YOUR INSTRUCTIONS: Reproduce the following material exactly, including every line.

PROVIDED RECORDS:
== == ==
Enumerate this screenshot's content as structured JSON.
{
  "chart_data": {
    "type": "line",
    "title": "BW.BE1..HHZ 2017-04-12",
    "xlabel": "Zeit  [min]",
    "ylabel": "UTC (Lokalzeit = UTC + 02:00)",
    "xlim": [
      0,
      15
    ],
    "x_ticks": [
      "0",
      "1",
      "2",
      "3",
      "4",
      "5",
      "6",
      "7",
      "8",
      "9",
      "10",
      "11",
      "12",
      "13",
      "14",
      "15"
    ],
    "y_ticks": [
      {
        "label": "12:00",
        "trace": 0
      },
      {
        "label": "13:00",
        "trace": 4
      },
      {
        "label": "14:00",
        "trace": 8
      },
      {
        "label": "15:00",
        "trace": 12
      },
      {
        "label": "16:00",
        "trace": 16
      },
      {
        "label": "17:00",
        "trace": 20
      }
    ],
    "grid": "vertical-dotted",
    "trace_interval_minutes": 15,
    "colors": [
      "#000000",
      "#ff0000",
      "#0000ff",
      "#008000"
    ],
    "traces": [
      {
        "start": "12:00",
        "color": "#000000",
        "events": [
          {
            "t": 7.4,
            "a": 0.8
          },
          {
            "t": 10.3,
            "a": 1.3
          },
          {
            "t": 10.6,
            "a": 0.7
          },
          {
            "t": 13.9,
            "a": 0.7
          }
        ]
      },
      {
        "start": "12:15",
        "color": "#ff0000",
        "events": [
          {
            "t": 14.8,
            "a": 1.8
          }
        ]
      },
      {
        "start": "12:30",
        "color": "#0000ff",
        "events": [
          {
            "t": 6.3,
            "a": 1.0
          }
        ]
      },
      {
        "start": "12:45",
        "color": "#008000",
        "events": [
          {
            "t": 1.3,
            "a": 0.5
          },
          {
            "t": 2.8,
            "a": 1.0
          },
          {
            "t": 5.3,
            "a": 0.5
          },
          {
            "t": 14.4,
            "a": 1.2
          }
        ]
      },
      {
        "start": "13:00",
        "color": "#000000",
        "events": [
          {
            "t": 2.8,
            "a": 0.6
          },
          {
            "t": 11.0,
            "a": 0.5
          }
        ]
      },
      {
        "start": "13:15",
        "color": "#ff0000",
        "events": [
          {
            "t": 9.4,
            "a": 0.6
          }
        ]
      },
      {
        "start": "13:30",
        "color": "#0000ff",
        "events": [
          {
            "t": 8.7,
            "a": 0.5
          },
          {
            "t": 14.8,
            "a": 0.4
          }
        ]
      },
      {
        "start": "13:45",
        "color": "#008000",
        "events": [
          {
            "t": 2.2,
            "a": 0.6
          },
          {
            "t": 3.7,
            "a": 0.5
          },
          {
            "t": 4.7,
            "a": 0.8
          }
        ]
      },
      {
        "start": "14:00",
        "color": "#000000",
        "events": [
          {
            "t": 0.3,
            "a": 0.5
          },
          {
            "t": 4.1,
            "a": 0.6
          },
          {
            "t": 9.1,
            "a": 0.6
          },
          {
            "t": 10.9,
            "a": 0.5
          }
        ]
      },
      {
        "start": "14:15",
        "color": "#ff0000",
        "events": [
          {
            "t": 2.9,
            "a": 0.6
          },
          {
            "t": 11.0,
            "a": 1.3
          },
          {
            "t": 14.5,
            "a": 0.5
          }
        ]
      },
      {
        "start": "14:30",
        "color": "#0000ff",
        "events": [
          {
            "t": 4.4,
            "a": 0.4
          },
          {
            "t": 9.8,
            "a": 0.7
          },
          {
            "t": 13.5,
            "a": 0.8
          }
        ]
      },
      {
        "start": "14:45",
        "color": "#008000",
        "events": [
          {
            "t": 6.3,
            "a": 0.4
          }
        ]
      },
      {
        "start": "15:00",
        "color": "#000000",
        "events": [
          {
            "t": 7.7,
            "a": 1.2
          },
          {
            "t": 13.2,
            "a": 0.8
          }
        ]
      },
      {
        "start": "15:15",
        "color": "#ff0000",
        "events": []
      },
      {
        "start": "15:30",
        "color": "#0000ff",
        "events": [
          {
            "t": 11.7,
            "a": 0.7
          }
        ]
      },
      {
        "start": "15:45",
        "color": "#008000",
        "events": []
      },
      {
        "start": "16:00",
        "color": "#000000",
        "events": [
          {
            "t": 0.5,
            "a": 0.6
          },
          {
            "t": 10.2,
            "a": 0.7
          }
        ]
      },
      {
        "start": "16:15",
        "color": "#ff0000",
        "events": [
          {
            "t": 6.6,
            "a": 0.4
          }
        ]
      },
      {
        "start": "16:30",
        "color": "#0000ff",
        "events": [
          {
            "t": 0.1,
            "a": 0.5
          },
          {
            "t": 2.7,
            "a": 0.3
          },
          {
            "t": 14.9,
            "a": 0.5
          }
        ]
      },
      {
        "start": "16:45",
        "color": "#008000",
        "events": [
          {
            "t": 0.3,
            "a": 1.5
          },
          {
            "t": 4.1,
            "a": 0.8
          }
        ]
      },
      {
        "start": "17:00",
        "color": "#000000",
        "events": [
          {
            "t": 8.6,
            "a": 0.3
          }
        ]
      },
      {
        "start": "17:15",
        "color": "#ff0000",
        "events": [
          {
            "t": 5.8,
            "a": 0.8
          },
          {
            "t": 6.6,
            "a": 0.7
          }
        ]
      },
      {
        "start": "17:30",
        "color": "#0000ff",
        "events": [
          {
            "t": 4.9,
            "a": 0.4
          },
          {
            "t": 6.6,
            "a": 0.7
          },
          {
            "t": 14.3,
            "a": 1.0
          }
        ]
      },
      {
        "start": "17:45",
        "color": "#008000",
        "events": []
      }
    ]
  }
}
== == ==
WRITTEN REPLY:
Enumerate this screenshot's content as structured JSON.
{
  "chart_data": {
    "type": "line",
    "title": "BW.BE1..HHZ 2017-04-12",
    "xlabel": "Zeit  [min]",
    "ylabel": "UTC (Lokalzeit = UTC + 02:00)",
    "xlim": [
      0,
      15
    ],
    "x_ticks": [
      "0",
      "1",
      "2",
      "3",
      "4",
      "5",
      "6",
      "7",
      "8",
      "9",
      "10",
      "11",
      "12",
      "13",
      "14",
      "15"
    ],
    "y_ticks": [
      {
        "label": "12:00",
        "trace": 0
      },
      {
        "label": "13:00",
        "trace": 4
      },
      {
        "label": "14:00",
        "trace": 8
      },
      {
        "label": "15:00",
        "trace": 12
      },
      {
        "label": "16:00",
        "trace": 16
      },
      {
        "label": "17:00",
        "trace": 20
      }
    ],
    "grid": "vertical-dotted",
    "trace_interval_minutes": 15,
    "colors": [
      "#000000",
      "#ff0000",
      "#0000ff",
      "#008000"
    ],
    "traces": [
      {
        "start": "12:00",
        "color": "#000000",
        "events": [
          {
            "t": 7.4,
            "a": 0.8
          },
          {
            "t": 10.3,
            "a": 1.3
          },
          {
            "t": 10.6,
            "a": 0.7
          },
          {
            "t": 13.9,
            "a": 0.7
          }
        ]
      },
      {
        "start": "12:15",
        "color": "#ff0000",
        "events": [
          {
            "t": 14.8,
            "a": 1.8
          }
        ]
      },
      {
        "start": "12:30",
        "color": "#0000ff",
        "events": [
          {
            "t": 6.3,
            "a": 1.0
          }
        ]
      },
      {
        "start": "12:45",
        "color": "#008000",
        "events": [
          {
            "t": 1.3,
            "a": 0.5
          },
          {
            "t": 2.8,
            "a": 1.0
          },
          {
            "t": 5.3,
            "a": 0.5
          },
          {
            "t": 14.4,
            "a": 1.2
          }
        ]
      },
      {
        "start": "13:00",
        "color": "#000000",
        "events": [
          {
            "t": 2.8,
            "a": 0.6
          },
          {
            "t": 11.0,
            "a": 0.5
          }
        ]
      },
      {
        "start": "13:15",
        "color": "#ff0000",
        "events": [
          {
            "t": 9.4,
            "a": 0.6
          }
        ]
      },
      {
        "start": "13:30",
        "color": "#0000ff",
        "events": [
          {
            "t": 8.7,
            "a": 0.5
          },
          {
            "t": 14.8,
            "a": 0.4
          }
        ]
      },
      {
        "start": "13:45",
        "color": "#008000",
        "events": [
          {
            "t": 2.2,
            "a": 0.6
          },
          {
            "t": 3.7,
            "a": 0.5
          },
          {
            "t": 4.7,
            "a": 0.8
          }
        ]
      },
      {
        "start": "14:00",
        "color": "#000000",
        "events": [
          {
            "t": 0.3,
            "a": 0.5
          },
          {
            "t": 4.1,
            "a": 0.6
          },
          {
            "t": 9.1,
            "a": 0.6
          },
          {
            "t": 10.9,
            "a": 0.5
          }
        ]
      },
      {
        "start": "14:15",
        "color": "#ff0000",
        "events": [
          {
            "t": 2.9,
            "a": 0.6
          },
          {
            "t": 11.0,
            "a": 1.3
          },
          {
            "t": 14.5,
            "a": 0.5
          }
        ]
      },
      {
        "start": "14:30",
        "color": "#0000ff",
        "events": [
          {
            "t": 4.4,
            "a": 0.4
          },
          {
            "t": 9.8,
            "a": 0.7
          },
          {
            "t": 13.5,
            "a": 0.8
          }
        ]
      },
      {
        "start": "14:45",
        "color": "#008000",
        "events": [
          {
            "t": 6.3,
            "a": 0.4
          }
        ]
      },
      {
        "start": "15:00",
        "color": "#000000",
        "events": [
          {
            "t": 7.7,
            "a": 1.2
          },
          {
            "t": 13.2,
            "a": 0.8
          }
        ]
      },
      {
        "start": "15:15",
        "color": "#ff0000",
        "events": []
      },
      {
        "start": "15:30",
        "color": "#0000ff",
        "events": [
          {
            "t": 11.7,
            "a": 0.7
          }
        ]
      },
      {
        "start": "15:45",
        "color": "#008000",
        "events": []
      },
      {
        "start": "16:00",
        "color": "#000000",
        "events": [
          {
            "t": 0.5,
            "a": 0.6
          },
          {
            "t": 10.2,
            "a": 0.7
          }
        ]
      },
      {
        "start": "16:15",
        "color": "#ff0000",
        "events": [
          {
            "t": 6.6,
            "a": 0.4
          }
        ]
      },
      {
        "start": "16:30",
        "color": "#0000ff",
        "events": [
          {
            "t": 0.1,
            "a": 0.5
          },
          {
            "t": 2.7,
            "a": 0.3
          },
          {
            "t": 14.9,
            "a": 0.5
          }
        ]
      },
      {
        "start": "16:45",
        "color": "#008000",
        "events": [
          {
            "t": 0.3,
            "a": 1.5
          },
          {
            "t": 4.1,
            "a": 0.8
          }
        ]
      },
      {
        "start": "17:00",
        "color": "#000000",
        "events": [
          {
            "t": 8.6,
            "a": 0.3
          }
        ]
      },
      {
        "start": "17:15",
        "color": "#ff0000",
        "events": [
          {
            "t": 5.8,
            "a": 0.8
          },
          {
            "t": 6.6,
            "a": 0.7
          }
        ]
      },
      {
        "start": "17:30",
        "color": "#0000ff",
        "events": [
          {
            "t": 4.9,
            "a": 0.4
          },
          {
            "t": 6.6,
            "a": 0.7
          },
          {
            "t": 14.3,
            "a": 1.0
          }
        ]
      },
      {
        "start": "17:45",
        "color": "#008000",
        "events": []
      }
    ]
  }
}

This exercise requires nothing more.